Pull out every line of the listing below where "Mariae" appears.

── RECORDS FOR THE TASK ──

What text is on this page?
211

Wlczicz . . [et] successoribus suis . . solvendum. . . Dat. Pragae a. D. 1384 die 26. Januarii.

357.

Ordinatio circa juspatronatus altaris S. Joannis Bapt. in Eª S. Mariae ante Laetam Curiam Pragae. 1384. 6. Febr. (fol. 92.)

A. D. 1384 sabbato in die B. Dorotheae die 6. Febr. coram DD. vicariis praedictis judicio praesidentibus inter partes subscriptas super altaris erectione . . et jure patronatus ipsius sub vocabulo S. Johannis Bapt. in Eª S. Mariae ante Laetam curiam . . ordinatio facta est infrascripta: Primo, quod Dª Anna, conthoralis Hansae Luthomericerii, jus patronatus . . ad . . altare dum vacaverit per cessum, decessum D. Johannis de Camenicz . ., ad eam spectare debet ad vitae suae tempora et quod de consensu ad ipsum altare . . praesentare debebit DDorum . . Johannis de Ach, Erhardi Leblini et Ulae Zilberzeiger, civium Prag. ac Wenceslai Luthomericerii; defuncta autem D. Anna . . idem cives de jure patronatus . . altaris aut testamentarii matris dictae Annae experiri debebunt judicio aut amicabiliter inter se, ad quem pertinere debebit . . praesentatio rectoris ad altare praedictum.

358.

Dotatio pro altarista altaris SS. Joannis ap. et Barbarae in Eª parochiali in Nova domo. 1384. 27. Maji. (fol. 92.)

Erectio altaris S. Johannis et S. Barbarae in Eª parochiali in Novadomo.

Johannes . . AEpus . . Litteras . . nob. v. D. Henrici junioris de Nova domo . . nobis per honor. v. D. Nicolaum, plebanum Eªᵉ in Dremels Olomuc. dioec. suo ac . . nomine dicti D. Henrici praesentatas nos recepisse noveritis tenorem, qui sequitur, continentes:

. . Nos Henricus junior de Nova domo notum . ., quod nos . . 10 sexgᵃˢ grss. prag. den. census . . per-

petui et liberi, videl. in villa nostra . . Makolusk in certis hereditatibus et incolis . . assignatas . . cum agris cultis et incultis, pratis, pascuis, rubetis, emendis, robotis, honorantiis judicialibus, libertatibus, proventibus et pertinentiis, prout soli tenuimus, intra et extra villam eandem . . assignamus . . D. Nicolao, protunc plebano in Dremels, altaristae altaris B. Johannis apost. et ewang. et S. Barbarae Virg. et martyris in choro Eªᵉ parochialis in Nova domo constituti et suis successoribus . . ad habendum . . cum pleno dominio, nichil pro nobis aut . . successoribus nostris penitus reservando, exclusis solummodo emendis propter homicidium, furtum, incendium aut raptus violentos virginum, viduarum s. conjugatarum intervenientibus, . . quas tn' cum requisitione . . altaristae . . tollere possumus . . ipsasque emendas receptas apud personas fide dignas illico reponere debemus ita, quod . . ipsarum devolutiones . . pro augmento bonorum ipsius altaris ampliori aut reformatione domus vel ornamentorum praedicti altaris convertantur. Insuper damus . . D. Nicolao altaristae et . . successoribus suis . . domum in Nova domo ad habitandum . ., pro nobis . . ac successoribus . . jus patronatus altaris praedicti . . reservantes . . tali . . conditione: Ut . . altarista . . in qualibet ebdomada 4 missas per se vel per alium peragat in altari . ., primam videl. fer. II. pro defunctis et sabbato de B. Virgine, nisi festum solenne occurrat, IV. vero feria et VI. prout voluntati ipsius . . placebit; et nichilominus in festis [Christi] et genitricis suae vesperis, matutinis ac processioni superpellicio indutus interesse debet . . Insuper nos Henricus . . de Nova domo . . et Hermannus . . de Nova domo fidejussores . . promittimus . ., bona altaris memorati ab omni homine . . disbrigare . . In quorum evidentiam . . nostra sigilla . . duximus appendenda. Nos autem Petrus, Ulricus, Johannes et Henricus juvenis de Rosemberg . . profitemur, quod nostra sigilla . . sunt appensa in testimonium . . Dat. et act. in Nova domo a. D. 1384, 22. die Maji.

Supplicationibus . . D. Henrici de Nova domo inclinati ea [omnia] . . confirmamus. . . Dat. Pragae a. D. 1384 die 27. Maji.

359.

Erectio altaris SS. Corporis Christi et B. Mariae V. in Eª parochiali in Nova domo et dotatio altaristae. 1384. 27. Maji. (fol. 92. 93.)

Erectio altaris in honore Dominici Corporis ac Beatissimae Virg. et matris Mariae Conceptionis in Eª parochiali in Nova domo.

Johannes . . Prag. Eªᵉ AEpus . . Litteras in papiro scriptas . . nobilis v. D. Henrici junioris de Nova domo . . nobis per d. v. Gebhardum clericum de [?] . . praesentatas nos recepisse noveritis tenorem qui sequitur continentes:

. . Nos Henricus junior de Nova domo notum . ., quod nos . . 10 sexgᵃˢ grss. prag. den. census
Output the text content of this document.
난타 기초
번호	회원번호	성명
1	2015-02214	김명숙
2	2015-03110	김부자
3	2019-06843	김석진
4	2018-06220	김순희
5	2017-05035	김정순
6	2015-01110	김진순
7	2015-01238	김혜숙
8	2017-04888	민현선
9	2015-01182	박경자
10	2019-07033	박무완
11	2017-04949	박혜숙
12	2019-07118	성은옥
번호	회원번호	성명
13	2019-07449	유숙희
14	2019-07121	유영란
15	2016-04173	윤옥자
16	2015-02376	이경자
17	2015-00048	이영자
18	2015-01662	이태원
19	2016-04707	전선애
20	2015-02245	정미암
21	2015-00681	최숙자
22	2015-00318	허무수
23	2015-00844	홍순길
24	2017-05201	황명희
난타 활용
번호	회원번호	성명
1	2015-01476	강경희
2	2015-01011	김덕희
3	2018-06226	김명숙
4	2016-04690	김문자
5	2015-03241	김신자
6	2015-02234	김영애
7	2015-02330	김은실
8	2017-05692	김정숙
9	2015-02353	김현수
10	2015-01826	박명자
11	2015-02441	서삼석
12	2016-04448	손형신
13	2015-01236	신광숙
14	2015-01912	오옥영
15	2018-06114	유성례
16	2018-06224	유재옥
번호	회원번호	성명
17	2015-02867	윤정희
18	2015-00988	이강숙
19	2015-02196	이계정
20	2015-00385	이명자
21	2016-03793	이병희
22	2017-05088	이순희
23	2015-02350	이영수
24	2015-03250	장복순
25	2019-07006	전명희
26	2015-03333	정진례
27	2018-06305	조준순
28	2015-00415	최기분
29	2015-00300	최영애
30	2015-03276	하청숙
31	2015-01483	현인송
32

───

* EXERCISE ANSWER:
Ordinatio circa juspatronatus altaris S. Joannis Bapt. in Eª S. Mariae ante Laetam Curiam Pragae. 1384. 6. Febr. (fol. 92.)
A. D. 1384 sabbato in die B. Dorotheae die 6. Febr. coram DD. vicariis praedictis judicio praesidentibus inter partes subscriptas super altaris erectione . . et jure patronatus ipsius sub vocabulo S. Johannis Bapt. in Eª S. Mariae ante Laetam curiam . . ordinatio facta est infrascripta: Primo, quod Dª Anna, conthoralis Hansae Luthomericerii, jus patronatus . . ad . . altare dum vacaverit per cessum, decessum D. Johannis de Camenicz . ., ad eam spectare debet ad vitae suae tempora et quod de consensu ad ipsum altare . . praesentare debebit DDorum . . Johannis de Ach, Erhardi Leblini et Ulae Zilberzeiger, civium Prag. ac Wenceslai Luthomericerii; defuncta autem D. Anna . . idem cives de jure patronatus . . altaris aut testamentarii matris dictae Annae experiri debebunt judicio aut amicabiliter inter se, ad quem pertinere debebit . . praesentatio rectoris ad altare praedictum.
Erectio altaris SS. Corporis Christi et B. Mariae V. in Eª parochiali in Nova domo et dotatio altaristae. 1384. 27. Maji. (fol. 92. 93.)
Erectio altaris in honore Dominici Corporis ac Beatissimae Virg. et matris Mariae Conceptionis in Eª parochiali in Nova domo.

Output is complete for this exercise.